[Start of DATA SHOWN]

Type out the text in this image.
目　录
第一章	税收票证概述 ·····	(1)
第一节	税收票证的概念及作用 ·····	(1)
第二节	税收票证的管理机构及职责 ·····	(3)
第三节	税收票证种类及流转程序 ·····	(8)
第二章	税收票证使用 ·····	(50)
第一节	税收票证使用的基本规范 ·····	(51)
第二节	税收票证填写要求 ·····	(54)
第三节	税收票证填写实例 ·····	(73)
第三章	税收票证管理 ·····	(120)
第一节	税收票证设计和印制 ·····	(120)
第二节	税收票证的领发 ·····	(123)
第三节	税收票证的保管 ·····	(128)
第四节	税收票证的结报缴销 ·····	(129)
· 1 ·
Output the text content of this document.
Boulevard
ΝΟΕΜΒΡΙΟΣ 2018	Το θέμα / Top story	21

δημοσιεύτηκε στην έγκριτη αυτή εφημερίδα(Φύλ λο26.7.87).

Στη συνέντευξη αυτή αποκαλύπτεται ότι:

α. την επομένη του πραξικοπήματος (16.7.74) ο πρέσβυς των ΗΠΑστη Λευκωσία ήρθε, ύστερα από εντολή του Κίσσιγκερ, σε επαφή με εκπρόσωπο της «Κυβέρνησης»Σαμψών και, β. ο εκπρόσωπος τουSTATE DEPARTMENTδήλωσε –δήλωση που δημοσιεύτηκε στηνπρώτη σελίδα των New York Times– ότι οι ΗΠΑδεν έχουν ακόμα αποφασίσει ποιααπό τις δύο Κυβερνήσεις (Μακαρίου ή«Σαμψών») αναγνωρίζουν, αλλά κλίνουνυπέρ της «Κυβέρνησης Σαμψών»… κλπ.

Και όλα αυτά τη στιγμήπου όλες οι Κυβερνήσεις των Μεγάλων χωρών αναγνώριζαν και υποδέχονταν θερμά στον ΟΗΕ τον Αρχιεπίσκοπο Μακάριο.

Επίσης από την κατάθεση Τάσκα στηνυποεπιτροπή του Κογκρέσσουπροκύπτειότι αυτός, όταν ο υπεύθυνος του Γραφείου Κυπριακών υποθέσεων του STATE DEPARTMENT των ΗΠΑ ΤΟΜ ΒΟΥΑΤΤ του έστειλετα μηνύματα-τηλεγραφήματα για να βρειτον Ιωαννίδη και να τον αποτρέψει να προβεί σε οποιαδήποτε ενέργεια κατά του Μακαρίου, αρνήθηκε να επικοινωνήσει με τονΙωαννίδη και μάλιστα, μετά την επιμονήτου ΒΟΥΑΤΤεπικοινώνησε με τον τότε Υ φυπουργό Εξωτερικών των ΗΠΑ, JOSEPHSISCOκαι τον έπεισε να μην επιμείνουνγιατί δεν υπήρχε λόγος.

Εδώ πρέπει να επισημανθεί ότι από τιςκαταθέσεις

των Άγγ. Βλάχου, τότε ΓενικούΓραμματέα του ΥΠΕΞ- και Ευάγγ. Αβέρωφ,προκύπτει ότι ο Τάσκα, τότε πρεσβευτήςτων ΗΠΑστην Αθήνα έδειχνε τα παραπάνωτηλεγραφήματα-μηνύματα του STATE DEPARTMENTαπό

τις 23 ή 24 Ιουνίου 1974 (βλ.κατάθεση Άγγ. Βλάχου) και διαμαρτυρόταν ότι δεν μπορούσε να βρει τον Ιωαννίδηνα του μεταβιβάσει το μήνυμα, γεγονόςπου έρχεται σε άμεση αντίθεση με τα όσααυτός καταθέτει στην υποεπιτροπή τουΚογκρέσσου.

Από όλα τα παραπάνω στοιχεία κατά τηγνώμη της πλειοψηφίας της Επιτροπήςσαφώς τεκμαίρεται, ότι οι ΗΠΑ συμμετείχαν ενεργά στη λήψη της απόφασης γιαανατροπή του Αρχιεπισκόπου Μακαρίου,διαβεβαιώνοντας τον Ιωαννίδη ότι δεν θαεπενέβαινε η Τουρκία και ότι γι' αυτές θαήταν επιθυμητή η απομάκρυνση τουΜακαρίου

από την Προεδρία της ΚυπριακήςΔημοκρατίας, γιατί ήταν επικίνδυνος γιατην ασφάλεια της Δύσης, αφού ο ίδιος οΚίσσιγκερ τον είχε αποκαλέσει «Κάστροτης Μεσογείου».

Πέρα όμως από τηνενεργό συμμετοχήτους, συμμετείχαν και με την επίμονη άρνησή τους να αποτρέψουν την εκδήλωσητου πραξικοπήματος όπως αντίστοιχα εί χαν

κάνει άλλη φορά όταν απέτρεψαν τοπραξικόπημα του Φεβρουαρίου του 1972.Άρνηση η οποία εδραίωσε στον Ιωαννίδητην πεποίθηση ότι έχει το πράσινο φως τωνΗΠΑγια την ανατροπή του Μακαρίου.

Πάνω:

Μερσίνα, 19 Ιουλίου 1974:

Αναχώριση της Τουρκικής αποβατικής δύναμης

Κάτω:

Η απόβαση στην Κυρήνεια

[End of DATA SHOWN]

## GIVEN INSTRUCTION
Pick out each line that holds the string "this".

## ANSWER BELOW
Type out the text in this image.
Output the text content of this document.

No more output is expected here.